═══ Data for processing ═══
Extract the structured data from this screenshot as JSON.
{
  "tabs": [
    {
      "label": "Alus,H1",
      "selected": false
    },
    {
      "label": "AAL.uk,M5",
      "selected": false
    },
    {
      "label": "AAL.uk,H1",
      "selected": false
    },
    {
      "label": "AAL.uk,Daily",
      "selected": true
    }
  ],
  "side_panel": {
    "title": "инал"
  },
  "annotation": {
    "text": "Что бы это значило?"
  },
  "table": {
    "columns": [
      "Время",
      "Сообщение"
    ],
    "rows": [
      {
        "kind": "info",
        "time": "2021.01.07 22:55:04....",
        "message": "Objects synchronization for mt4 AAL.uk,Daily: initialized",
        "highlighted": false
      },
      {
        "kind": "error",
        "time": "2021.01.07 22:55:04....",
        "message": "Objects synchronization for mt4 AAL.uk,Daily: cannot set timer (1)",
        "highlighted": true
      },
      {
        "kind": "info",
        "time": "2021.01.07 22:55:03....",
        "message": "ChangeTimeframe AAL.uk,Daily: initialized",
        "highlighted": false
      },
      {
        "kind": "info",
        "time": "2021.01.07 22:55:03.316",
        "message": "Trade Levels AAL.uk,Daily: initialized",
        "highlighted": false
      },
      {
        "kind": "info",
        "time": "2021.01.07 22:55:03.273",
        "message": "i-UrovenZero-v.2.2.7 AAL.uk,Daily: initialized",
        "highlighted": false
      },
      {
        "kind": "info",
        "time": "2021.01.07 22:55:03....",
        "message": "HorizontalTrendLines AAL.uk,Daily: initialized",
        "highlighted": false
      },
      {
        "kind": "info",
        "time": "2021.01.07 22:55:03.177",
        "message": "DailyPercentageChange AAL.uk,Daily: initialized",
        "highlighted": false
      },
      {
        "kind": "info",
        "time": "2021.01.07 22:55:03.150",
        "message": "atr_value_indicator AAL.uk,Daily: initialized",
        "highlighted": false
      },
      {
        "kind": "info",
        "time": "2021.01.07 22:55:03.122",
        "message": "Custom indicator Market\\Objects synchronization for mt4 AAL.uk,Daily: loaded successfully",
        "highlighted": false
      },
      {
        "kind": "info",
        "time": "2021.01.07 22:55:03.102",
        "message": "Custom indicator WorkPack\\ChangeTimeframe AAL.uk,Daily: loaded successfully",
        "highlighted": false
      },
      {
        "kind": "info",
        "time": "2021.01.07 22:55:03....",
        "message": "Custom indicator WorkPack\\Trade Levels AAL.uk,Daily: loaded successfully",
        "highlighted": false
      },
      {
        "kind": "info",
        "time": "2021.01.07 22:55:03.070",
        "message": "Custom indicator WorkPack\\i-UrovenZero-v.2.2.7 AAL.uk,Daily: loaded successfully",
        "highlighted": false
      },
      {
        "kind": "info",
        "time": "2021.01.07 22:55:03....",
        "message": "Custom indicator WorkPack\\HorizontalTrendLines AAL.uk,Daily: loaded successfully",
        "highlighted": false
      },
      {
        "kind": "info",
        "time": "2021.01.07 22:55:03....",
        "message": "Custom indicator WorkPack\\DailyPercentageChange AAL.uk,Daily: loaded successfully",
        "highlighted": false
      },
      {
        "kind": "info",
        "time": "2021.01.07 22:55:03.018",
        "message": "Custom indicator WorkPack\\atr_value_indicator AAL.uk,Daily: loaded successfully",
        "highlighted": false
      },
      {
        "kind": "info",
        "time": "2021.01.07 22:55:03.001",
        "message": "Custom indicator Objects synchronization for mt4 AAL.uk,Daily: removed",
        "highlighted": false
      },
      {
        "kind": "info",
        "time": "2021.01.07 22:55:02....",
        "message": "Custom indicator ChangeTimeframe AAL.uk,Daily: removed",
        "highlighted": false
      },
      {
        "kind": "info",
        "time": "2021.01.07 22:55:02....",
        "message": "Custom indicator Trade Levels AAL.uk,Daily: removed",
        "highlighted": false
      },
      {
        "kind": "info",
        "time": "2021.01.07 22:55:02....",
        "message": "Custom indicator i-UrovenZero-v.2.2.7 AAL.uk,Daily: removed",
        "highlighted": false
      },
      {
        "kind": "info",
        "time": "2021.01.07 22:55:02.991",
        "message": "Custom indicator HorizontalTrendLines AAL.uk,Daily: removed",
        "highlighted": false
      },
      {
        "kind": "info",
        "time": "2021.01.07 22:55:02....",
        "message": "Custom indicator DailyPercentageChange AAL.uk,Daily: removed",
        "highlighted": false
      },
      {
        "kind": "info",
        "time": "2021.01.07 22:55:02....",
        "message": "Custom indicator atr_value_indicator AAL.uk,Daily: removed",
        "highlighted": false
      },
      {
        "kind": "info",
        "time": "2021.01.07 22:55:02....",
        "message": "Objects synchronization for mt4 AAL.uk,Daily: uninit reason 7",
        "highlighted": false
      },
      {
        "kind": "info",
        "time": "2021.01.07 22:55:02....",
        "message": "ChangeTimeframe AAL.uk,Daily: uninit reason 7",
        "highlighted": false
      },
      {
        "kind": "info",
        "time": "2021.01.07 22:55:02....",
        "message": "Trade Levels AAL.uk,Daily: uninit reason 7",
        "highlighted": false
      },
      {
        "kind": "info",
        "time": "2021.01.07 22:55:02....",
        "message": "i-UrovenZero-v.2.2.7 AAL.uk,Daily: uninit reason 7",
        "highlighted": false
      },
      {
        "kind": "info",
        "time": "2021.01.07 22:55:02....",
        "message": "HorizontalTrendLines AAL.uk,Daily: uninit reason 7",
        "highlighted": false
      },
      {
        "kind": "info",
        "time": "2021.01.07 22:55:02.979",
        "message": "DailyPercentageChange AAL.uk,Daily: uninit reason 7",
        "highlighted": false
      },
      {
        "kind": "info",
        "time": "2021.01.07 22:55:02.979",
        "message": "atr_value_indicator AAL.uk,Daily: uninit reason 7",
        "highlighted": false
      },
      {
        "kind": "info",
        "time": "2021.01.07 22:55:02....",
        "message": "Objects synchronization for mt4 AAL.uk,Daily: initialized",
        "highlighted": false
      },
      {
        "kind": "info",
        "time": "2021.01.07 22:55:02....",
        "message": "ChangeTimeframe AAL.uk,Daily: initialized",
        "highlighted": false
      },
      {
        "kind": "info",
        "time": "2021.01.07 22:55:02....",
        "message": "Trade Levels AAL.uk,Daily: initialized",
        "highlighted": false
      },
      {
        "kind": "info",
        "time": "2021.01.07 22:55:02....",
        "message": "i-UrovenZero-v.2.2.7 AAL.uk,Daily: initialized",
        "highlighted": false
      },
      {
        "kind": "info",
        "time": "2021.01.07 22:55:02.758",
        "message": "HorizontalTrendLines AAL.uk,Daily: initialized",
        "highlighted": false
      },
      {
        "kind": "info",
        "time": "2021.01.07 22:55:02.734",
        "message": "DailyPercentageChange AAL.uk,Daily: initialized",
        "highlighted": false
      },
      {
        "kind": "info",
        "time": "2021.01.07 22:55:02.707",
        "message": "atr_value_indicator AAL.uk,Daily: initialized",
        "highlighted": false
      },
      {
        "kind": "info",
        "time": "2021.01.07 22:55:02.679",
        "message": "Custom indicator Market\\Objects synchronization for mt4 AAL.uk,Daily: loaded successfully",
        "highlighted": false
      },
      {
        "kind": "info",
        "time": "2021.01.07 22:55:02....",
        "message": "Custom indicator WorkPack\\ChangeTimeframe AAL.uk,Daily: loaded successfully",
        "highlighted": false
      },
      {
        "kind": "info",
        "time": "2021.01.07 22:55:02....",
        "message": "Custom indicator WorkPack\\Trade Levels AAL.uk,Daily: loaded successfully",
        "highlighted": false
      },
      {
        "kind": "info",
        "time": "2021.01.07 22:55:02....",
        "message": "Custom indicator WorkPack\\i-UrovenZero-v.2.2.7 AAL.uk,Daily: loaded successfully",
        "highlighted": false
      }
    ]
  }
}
═══
> _Task instructions_
Show all lines in the entries above where the word "Objects" appears.

> _Result_
        "message": "Objects synchronization for mt4 AAL.uk,Daily: initialized",
        "message": "Objects synchronization for mt4 AAL.uk,Daily: cannot set timer (1)",
        "message": "Custom indicator Market\\Objects synchronization for mt4 AAL.uk,Daily: loaded successfully",
        "message": "Custom indicator Objects synchronization for mt4 AAL.uk,Daily: removed",
        "message": "Objects synchronization for mt4 AAL.uk,Daily: uninit reason 7",
        "message": "Objects synchronization for mt4 AAL.uk,Daily: initialized",
        "message": "Custom indicator Market\\Objects synchronization for mt4 AAL.uk,Daily: loaded successfully",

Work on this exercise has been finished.